### Work to be completed
Write the material out again in full, word for word. Do not include the pictures.

(Data entries)
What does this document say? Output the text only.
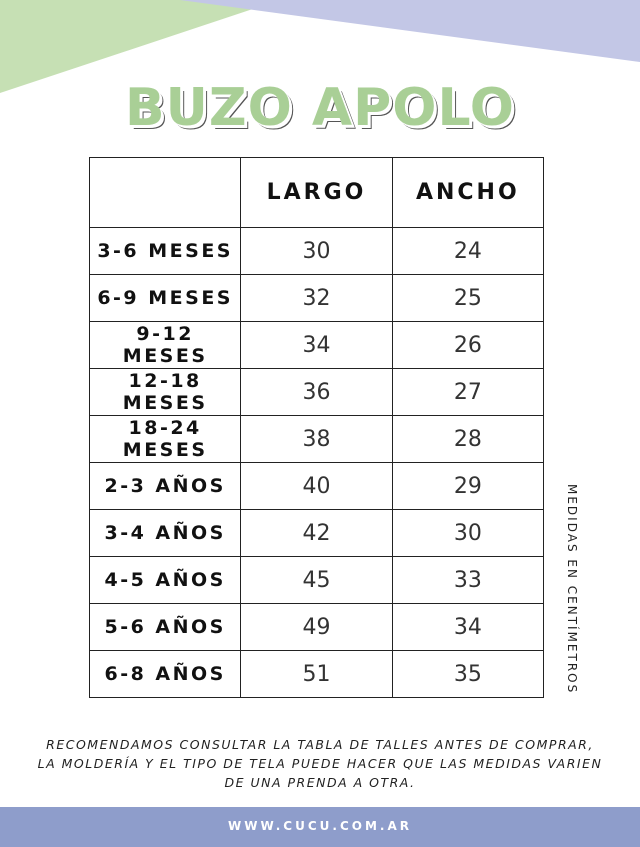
BUZO APOLO
	LARGO	ANCHO
3-6 MESES	30	24
6-9 MESES	32	25
9-12 MESES	34	26
12-18 MESES	36	27
18-24 MESES	38	28
2-3 AÑOS	40	29
3-4 AÑOS	42	30
4-5 AÑOS	45	33
5-6 AÑOS	49	34
6-8 AÑOS	51	35	MEDIDAS EN CENTÍMETROS
RECOMENDAMOS CONSULTAR LA TABLA DE TALLES ANTES DE COMPRAR,
LA MOLDERÍA Y EL TIPO DE TELA PUEDE HACER QUE LAS MEDIDAS VARIEN
DE UNA PRENDA A OTRA.
WWW.CUCU.COM.AR
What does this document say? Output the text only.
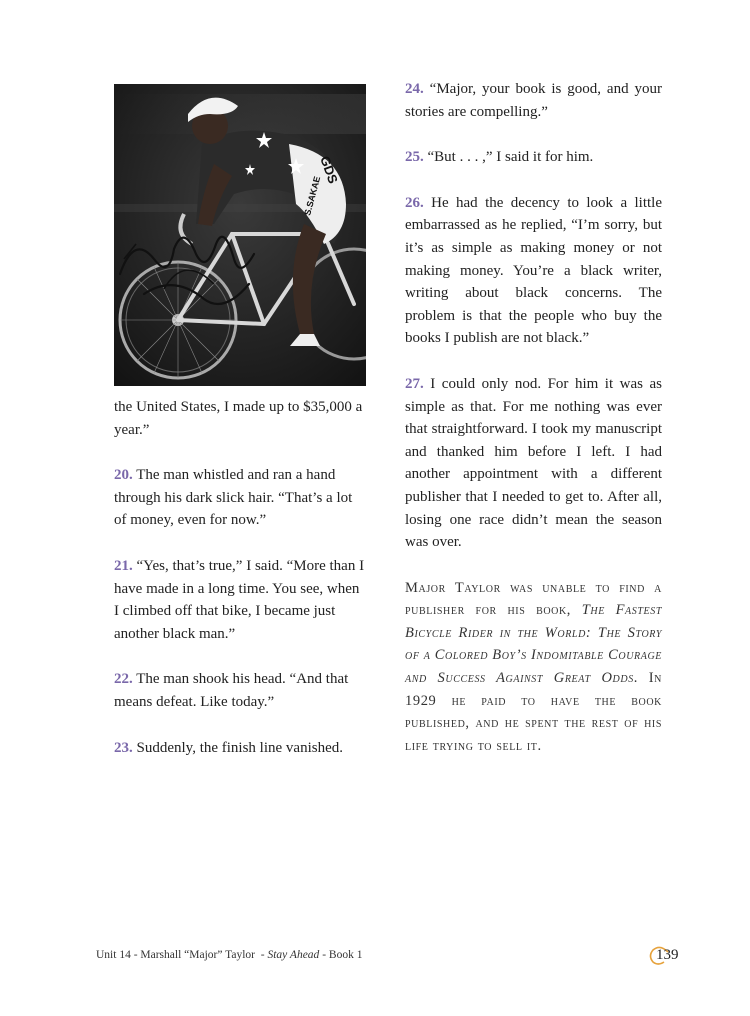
GDS
S.SAKAE

the United States, I made up to $35,000 a year.”

20. The man whistled and ran a hand through his dark slick hair. “That’s a lot of money, even for now.”

21. “Yes, that’s true,” I said. “More than I have made in a long time. You see, when I climbed off that bike, I became just another black man.”

22. The man shook his head. “And that means defeat. Like today.”

23. Suddenly, the finish line vanished.

24. “Major, your book is good, and your stories are compelling.”

25. “But . . . ,” I said it for him.

26. He had the decency to look a little embarrassed as he replied, “I’m sorry, but it’s as simple as making money or not making money. You’re a black writer, writing about black concerns. The problem is that the people who buy the books I publish are not black.”

27. I could only nod. For him it was as simple as that. For me nothing was ever that straightforward. I took my manuscript and thanked him before I left. I had another appointment with a different publisher that I needed to get to. After all, losing one race didn’t mean the season was over.

Major Taylor was unable to find a publisher for his book, The Fastest Bicycle Rider in the World: The Story of a Colored Boy’s Indomitable Courage and Success Against Great Odds. In 1929 he paid to have the book published, and he spent the rest of his life trying to sell it.

Unit 14 - Marshall “Major” Taylor  - Stay Ahead - Book 1	139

### Reply to the exercise
What does this document say? Output the text only.
BUZO APOLO
	LARGO	ANCHO
3-6 MESES	30	24
6-9 MESES	32	25
9-12 MESES	34	26
12-18 MESES	36	27
18-24 MESES	38	28
2-3 AÑOS	40	29
3-4 AÑOS	42	30
4-5 AÑOS	45	33
5-6 AÑOS	49	34
6-8 AÑOS	51	35	MEDIDAS EN CENTÍMETROS
RECOMENDAMOS CONSULTAR LA TABLA DE TALLES ANTES DE COMPRAR,
LA MOLDERÍA Y EL TIPO DE TELA PUEDE HACER QUE LAS MEDIDAS VARIEN
DE UNA PRENDA A OTRA.
WWW.CUCU.COM.AR
What does this document say? Output the text only.
GDS
S.SAKAE

the United States, I made up to $35,000 a year.”

20. The man whistled and ran a hand through his dark slick hair. “That’s a lot of money, even for now.”

21. “Yes, that’s true,” I said. “More than I have made in a long time. You see, when I climbed off that bike, I became just another black man.”

22. The man shook his head. “And that means defeat. Like today.”

23. Suddenly, the finish line vanished.

24. “Major, your book is good, and your stories are compelling.”

25. “But . . . ,” I said it for him.

26. He had the decency to look a little embarrassed as he replied, “I’m sorry, but it’s as simple as making money or not making money. You’re a black writer, writing about black concerns. The problem is that the people who buy the books I publish are not black.”

27. I could only nod. For him it was as simple as that. For me nothing was ever that straightforward. I took my manuscript and thanked him before I left. I had another appointment with a different publisher that I needed to get to. After all, losing one race didn’t mean the season was over.

Major Taylor was unable to find a publisher for his book, The Fastest Bicycle Rider in the World: The Story of a Colored Boy’s Indomitable Courage and Success Against Great Odds. In 1929 he paid to have the book published, and he spent the rest of his life trying to sell it.

Unit 14 - Marshall “Major” Taylor  - Stay Ahead - Book 1	139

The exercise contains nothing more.